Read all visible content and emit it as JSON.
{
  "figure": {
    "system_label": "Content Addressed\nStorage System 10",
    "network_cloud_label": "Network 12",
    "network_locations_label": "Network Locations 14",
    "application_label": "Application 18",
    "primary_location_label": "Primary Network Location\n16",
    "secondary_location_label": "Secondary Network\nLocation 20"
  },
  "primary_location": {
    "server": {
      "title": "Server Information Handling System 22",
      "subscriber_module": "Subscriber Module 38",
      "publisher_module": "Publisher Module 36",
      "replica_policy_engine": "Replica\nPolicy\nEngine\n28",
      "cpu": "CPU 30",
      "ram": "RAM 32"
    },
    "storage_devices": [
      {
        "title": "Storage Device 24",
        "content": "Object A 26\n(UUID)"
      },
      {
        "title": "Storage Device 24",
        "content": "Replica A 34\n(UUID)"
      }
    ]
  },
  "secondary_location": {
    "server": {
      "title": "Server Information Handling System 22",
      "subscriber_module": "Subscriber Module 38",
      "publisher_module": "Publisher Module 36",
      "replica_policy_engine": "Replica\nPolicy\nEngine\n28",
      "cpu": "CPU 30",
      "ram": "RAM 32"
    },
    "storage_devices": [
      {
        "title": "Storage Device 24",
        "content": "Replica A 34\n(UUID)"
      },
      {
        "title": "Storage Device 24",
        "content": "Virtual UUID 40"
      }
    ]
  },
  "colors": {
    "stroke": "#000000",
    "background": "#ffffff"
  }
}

________________________________________

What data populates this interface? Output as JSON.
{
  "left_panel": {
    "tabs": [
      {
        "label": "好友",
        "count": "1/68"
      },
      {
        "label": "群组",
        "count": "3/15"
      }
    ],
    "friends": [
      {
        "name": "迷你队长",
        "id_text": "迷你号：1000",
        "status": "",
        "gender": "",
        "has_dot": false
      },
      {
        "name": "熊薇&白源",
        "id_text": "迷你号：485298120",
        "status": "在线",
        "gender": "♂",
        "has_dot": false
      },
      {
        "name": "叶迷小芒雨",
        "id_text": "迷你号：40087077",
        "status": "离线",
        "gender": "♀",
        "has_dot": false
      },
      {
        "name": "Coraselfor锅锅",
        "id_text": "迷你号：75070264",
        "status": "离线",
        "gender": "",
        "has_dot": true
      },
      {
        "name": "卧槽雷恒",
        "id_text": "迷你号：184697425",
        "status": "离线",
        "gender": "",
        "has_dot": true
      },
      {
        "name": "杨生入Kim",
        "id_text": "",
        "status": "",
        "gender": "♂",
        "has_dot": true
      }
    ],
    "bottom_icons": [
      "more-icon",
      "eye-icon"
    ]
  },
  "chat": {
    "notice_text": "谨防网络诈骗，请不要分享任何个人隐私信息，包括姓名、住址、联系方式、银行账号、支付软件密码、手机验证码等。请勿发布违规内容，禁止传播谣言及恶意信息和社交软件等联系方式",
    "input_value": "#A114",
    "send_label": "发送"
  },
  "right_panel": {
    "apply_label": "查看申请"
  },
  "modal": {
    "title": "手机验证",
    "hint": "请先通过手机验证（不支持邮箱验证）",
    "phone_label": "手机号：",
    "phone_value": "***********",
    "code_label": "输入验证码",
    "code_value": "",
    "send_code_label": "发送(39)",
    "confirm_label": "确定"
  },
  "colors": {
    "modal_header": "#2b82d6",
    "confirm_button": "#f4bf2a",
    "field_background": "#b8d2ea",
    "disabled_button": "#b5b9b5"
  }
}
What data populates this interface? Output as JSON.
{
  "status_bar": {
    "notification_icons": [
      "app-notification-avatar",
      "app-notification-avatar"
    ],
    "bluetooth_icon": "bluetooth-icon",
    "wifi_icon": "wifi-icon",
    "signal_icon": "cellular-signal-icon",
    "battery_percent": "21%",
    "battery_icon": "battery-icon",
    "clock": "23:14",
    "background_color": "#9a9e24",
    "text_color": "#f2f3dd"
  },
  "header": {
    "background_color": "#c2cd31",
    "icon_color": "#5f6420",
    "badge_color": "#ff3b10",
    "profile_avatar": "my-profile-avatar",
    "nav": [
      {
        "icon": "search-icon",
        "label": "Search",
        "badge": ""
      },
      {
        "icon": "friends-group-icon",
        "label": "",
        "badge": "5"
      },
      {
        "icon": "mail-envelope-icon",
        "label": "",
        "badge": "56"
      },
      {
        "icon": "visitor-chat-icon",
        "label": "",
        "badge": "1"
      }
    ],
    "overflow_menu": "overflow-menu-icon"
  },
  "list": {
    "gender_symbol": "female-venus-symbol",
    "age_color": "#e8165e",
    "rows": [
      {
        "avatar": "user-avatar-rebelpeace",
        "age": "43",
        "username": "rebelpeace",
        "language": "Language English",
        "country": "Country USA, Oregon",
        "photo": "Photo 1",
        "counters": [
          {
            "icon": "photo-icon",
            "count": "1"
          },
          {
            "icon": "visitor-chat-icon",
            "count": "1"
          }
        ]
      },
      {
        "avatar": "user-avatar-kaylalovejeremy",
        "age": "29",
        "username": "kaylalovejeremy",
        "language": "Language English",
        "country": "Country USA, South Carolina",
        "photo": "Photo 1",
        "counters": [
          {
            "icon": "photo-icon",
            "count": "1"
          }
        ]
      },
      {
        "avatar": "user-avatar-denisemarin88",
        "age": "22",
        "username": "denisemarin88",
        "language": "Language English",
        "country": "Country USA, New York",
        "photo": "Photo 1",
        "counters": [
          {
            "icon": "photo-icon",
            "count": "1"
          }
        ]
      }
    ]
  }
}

________________________________________

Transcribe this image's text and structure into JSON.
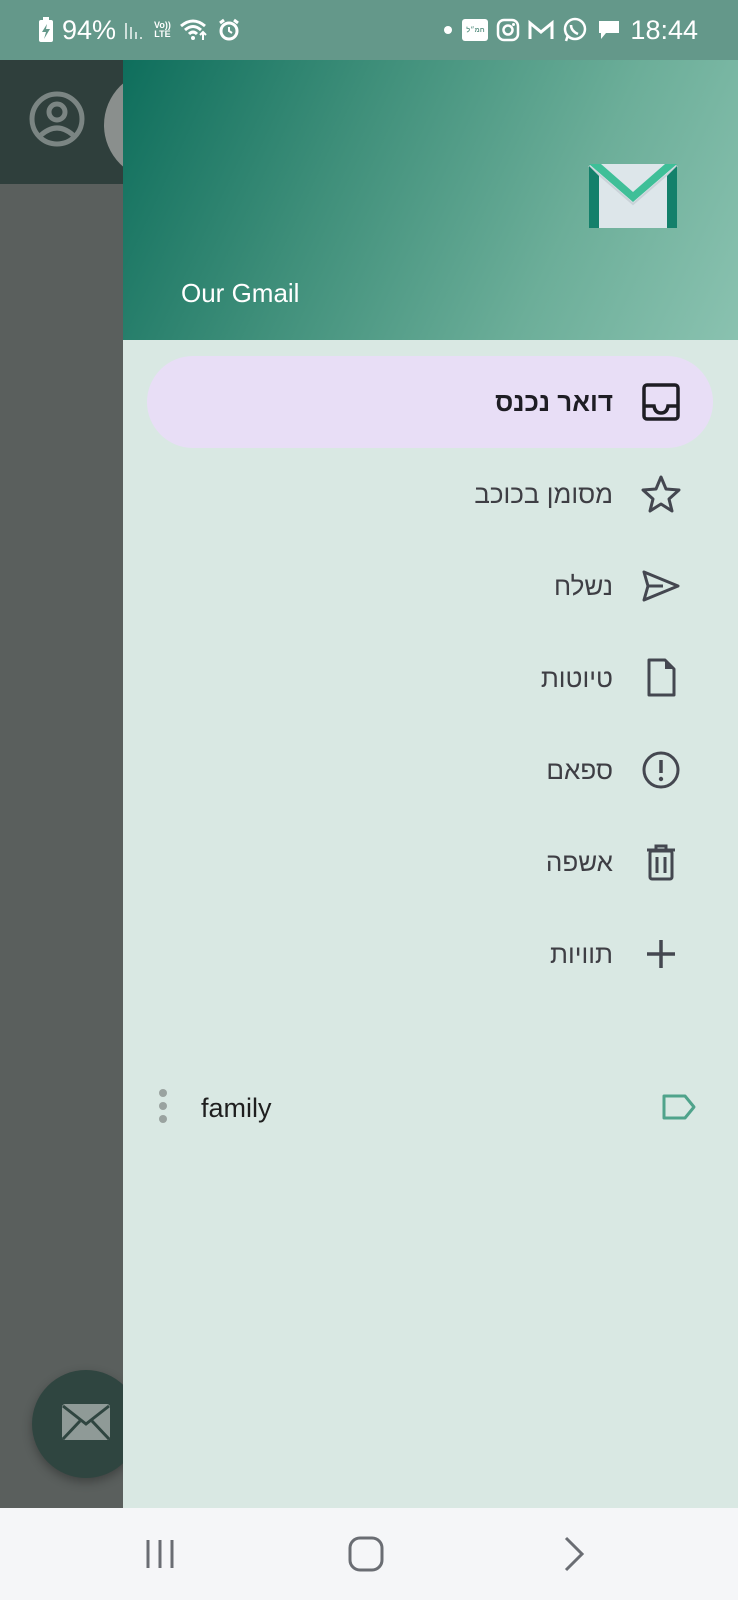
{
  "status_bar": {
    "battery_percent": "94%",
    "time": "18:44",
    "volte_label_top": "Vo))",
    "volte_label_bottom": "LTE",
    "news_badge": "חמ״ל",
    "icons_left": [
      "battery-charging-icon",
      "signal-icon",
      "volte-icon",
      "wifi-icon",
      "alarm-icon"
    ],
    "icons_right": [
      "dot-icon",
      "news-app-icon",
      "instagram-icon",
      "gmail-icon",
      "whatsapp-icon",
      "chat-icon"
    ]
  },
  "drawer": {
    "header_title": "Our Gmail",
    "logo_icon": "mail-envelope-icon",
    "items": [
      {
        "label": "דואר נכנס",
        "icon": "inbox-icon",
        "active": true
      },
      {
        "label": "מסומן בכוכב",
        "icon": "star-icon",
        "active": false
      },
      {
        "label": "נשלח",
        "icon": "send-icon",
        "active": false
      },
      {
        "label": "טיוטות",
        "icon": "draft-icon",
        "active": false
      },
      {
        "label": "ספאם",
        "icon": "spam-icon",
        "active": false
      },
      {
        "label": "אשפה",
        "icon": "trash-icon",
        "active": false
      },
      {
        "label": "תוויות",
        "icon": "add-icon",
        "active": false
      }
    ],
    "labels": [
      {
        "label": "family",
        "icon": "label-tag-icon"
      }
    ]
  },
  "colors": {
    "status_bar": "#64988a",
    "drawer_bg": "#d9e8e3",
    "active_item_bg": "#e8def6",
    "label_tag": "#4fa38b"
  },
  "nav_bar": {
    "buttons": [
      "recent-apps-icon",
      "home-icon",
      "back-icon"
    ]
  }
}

________________________________________

Look for the word "username" and return every line where it occurs.

▶ [Solution to this exercise]
        "username": "rebelpeace",
        "username": "kaylalovejeremy",
        "username": "denisemarin88",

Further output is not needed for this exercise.